Return all of the entries exactly, with nothing added or left out.
** start of MATERIAL FOR THIS TASK **
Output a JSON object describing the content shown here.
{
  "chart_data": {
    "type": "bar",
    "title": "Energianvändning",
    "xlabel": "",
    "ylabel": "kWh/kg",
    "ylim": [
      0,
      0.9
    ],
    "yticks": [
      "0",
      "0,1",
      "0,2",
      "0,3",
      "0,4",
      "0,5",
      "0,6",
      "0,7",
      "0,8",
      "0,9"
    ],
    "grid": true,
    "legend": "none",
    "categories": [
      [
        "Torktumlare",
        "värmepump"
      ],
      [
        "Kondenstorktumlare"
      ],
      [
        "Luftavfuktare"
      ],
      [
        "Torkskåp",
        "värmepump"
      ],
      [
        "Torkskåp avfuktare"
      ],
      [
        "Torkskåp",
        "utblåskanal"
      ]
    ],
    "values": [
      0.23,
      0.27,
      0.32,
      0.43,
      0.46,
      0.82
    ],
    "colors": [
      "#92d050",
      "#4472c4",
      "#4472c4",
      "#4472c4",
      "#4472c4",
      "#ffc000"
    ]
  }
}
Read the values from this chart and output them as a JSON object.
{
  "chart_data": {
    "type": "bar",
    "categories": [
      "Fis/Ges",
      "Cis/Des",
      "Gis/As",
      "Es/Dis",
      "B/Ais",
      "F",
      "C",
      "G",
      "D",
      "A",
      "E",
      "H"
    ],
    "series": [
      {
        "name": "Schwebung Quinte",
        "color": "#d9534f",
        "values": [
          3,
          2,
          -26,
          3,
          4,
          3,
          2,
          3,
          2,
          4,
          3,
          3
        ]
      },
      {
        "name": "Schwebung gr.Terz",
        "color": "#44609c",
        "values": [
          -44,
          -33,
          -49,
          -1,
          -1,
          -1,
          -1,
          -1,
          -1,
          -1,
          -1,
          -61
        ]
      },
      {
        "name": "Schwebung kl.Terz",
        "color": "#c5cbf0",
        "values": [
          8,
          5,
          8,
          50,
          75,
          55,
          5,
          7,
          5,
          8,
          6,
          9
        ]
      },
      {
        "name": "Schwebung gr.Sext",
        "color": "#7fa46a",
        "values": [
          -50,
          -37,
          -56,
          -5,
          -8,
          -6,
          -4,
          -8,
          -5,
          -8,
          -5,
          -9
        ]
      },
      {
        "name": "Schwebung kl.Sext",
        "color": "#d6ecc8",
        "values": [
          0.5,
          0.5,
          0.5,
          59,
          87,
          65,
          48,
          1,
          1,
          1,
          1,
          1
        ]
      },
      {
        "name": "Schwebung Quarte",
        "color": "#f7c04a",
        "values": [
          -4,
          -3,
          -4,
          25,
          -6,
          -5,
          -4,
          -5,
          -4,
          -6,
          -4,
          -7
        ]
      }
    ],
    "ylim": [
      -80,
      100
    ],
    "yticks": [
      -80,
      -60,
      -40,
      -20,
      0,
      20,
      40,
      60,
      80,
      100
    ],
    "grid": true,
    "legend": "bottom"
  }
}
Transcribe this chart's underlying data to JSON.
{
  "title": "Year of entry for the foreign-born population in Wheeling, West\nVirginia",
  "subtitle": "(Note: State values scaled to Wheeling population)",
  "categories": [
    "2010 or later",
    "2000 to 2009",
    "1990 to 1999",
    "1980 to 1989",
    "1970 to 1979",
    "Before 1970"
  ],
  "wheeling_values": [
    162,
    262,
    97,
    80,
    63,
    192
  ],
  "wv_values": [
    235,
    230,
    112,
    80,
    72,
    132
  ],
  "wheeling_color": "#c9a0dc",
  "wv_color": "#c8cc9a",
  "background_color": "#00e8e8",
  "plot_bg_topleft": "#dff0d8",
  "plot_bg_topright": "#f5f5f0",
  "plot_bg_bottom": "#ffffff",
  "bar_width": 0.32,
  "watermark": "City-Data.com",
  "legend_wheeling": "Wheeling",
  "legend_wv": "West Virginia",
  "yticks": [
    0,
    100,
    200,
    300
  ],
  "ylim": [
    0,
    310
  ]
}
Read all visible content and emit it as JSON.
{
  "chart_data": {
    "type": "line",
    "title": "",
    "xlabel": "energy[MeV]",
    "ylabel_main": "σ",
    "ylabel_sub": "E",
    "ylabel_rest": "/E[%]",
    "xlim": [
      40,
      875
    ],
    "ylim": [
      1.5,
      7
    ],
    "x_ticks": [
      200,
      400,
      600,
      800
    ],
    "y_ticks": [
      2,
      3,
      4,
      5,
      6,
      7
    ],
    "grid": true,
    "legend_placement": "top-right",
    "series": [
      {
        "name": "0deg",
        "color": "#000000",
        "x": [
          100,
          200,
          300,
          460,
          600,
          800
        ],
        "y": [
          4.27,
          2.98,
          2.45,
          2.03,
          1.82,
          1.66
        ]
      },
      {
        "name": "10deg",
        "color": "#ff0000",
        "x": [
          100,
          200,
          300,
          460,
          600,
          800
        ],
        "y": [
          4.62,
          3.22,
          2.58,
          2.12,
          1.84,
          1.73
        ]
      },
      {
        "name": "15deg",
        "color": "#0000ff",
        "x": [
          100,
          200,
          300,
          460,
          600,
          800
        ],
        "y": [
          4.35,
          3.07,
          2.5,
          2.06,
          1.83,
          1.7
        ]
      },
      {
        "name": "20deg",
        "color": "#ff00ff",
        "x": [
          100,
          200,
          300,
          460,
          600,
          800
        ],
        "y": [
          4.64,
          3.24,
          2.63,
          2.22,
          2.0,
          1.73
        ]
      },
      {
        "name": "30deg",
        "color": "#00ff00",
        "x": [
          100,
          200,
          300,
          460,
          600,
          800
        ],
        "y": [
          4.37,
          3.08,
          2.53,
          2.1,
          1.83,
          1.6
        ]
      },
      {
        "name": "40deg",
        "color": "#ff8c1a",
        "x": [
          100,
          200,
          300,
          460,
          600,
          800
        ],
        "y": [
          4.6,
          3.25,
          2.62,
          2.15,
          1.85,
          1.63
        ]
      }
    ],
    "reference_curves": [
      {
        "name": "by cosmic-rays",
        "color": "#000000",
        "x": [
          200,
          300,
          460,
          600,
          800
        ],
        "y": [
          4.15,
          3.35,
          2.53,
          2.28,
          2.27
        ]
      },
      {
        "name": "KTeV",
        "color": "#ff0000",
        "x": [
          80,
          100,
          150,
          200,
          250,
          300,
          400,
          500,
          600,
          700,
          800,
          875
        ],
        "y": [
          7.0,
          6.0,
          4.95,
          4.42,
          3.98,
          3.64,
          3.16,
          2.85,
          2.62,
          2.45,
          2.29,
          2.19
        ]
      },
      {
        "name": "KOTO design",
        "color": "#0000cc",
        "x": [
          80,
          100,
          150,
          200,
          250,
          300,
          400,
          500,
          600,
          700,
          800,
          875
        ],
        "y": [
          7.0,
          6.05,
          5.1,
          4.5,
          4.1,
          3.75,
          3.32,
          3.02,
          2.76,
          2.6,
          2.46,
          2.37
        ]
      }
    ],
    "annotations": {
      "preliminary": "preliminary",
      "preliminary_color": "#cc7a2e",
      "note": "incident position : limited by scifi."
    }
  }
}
** end of MATERIAL FOR THIS TASK **
§ **RESULT**:
Output a JSON object describing the content shown here.
{
  "chart_data": {
    "type": "bar",
    "title": "Energianvändning",
    "xlabel": "",
    "ylabel": "kWh/kg",
    "ylim": [
      0,
      0.9
    ],
    "yticks": [
      "0",
      "0,1",
      "0,2",
      "0,3",
      "0,4",
      "0,5",
      "0,6",
      "0,7",
      "0,8",
      "0,9"
    ],
    "grid": true,
    "legend": "none",
    "categories": [
      [
        "Torktumlare",
        "värmepump"
      ],
      [
        "Kondenstorktumlare"
      ],
      [
        "Luftavfuktare"
      ],
      [
        "Torkskåp",
        "värmepump"
      ],
      [
        "Torkskåp avfuktare"
      ],
      [
        "Torkskåp",
        "utblåskanal"
      ]
    ],
    "values": [
      0.23,
      0.27,
      0.32,
      0.43,
      0.46,
      0.82
    ],
    "colors": [
      "#92d050",
      "#4472c4",
      "#4472c4",
      "#4472c4",
      "#4472c4",
      "#ffc000"
    ]
  }
}
Read the values from this chart and output them as a JSON object.
{
  "chart_data": {
    "type": "bar",
    "categories": [
      "Fis/Ges",
      "Cis/Des",
      "Gis/As",
      "Es/Dis",
      "B/Ais",
      "F",
      "C",
      "G",
      "D",
      "A",
      "E",
      "H"
    ],
    "series": [
      {
        "name": "Schwebung Quinte",
        "color": "#d9534f",
        "values": [
          3,
          2,
          -26,
          3,
          4,
          3,
          2,
          3,
          2,
          4,
          3,
          3
        ]
      },
      {
        "name": "Schwebung gr.Terz",
        "color": "#44609c",
        "values": [
          -44,
          -33,
          -49,
          -1,
          -1,
          -1,
          -1,
          -1,
          -1,
          -1,
          -1,
          -61
        ]
      },
      {
        "name": "Schwebung kl.Terz",
        "color": "#c5cbf0",
        "values": [
          8,
          5,
          8,
          50,
          75,
          55,
          5,
          7,
          5,
          8,
          6,
          9
        ]
      },
      {
        "name": "Schwebung gr.Sext",
        "color": "#7fa46a",
        "values": [
          -50,
          -37,
          -56,
          -5,
          -8,
          -6,
          -4,
          -8,
          -5,
          -8,
          -5,
          -9
        ]
      },
      {
        "name": "Schwebung kl.Sext",
        "color": "#d6ecc8",
        "values": [
          0.5,
          0.5,
          0.5,
          59,
          87,
          65,
          48,
          1,
          1,
          1,
          1,
          1
        ]
      },
      {
        "name": "Schwebung Quarte",
        "color": "#f7c04a",
        "values": [
          -4,
          -3,
          -4,
          25,
          -6,
          -5,
          -4,
          -5,
          -4,
          -6,
          -4,
          -7
        ]
      }
    ],
    "ylim": [
      -80,
      100
    ],
    "yticks": [
      -80,
      -60,
      -40,
      -20,
      0,
      20,
      40,
      60,
      80,
      100
    ],
    "grid": true,
    "legend": "bottom"
  }
}
Transcribe this chart's underlying data to JSON.
{
  "title": "Year of entry for the foreign-born population in Wheeling, West\nVirginia",
  "subtitle": "(Note: State values scaled to Wheeling population)",
  "categories": [
    "2010 or later",
    "2000 to 2009",
    "1990 to 1999",
    "1980 to 1989",
    "1970 to 1979",
    "Before 1970"
  ],
  "wheeling_values": [
    162,
    262,
    97,
    80,
    63,
    192
  ],
  "wv_values": [
    235,
    230,
    112,
    80,
    72,
    132
  ],
  "wheeling_color": "#c9a0dc",
  "wv_color": "#c8cc9a",
  "background_color": "#00e8e8",
  "plot_bg_topleft": "#dff0d8",
  "plot_bg_topright": "#f5f5f0",
  "plot_bg_bottom": "#ffffff",
  "bar_width": 0.32,
  "watermark": "City-Data.com",
  "legend_wheeling": "Wheeling",
  "legend_wv": "West Virginia",
  "yticks": [
    0,
    100,
    200,
    300
  ],
  "ylim": [
    0,
    310
  ]
}
Read all visible content and emit it as JSON.
{
  "chart_data": {
    "type": "line",
    "title": "",
    "xlabel": "energy[MeV]",
    "ylabel_main": "σ",
    "ylabel_sub": "E",
    "ylabel_rest": "/E[%]",
    "xlim": [
      40,
      875
    ],
    "ylim": [
      1.5,
      7
    ],
    "x_ticks": [
      200,
      400,
      600,
      800
    ],
    "y_ticks": [
      2,
      3,
      4,
      5,
      6,
      7
    ],
    "grid": true,
    "legend_placement": "top-right",
    "series": [
      {
        "name": "0deg",
        "color": "#000000",
        "x": [
          100,
          200,
          300,
          460,
          600,
          800
        ],
        "y": [
          4.27,
          2.98,
          2.45,
          2.03,
          1.82,
          1.66
        ]
      },
      {
        "name": "10deg",
        "color": "#ff0000",
        "x": [
          100,
          200,
          300,
          460,
          600,
          800
        ],
        "y": [
          4.62,
          3.22,
          2.58,
          2.12,
          1.84,
          1.73
        ]
      },
      {
        "name": "15deg",
        "color": "#0000ff",
        "x": [
          100,
          200,
          300,
          460,
          600,
          800
        ],
        "y": [
          4.35,
          3.07,
          2.5,
          2.06,
          1.83,
          1.7
        ]
      },
      {
        "name": "20deg",
        "color": "#ff00ff",
        "x": [
          100,
          200,
          300,
          460,
          600,
          800
        ],
        "y": [
          4.64,
          3.24,
          2.63,
          2.22,
          2.0,
          1.73
        ]
      },
      {
        "name": "30deg",
        "color": "#00ff00",
        "x": [
          100,
          200,
          300,
          460,
          600,
          800
        ],
        "y": [
          4.37,
          3.08,
          2.53,
          2.1,
          1.83,
          1.6
        ]
      },
      {
        "name": "40deg",
        "color": "#ff8c1a",
        "x": [
          100,
          200,
          300,
          460,
          600,
          800
        ],
        "y": [
          4.6,
          3.25,
          2.62,
          2.15,
          1.85,
          1.63
        ]
      }
    ],
    "reference_curves": [
      {
        "name": "by cosmic-rays",
        "color": "#000000",
        "x": [
          200,
          300,
          460,
          600,
          800
        ],
        "y": [
          4.15,
          3.35,
          2.53,
          2.28,
          2.27
        ]
      },
      {
        "name": "KTeV",
        "color": "#ff0000",
        "x": [
          80,
          100,
          150,
          200,
          250,
          300,
          400,
          500,
          600,
          700,
          800,
          875
        ],
        "y": [
          7.0,
          6.0,
          4.95,
          4.42,
          3.98,
          3.64,
          3.16,
          2.85,
          2.62,
          2.45,
          2.29,
          2.19
        ]
      },
      {
        "name": "KOTO design",
        "color": "#0000cc",
        "x": [
          80,
          100,
          150,
          200,
          250,
          300,
          400,
          500,
          600,
          700,
          800,
          875
        ],
        "y": [
          7.0,
          6.05,
          5.1,
          4.5,
          4.1,
          3.75,
          3.32,
          3.02,
          2.76,
          2.6,
          2.46,
          2.37
        ]
      }
    ],
    "annotations": {
      "preliminary": "preliminary",
      "preliminary_color": "#cc7a2e",
      "note": "incident position : limited by scifi."
    }
  }
}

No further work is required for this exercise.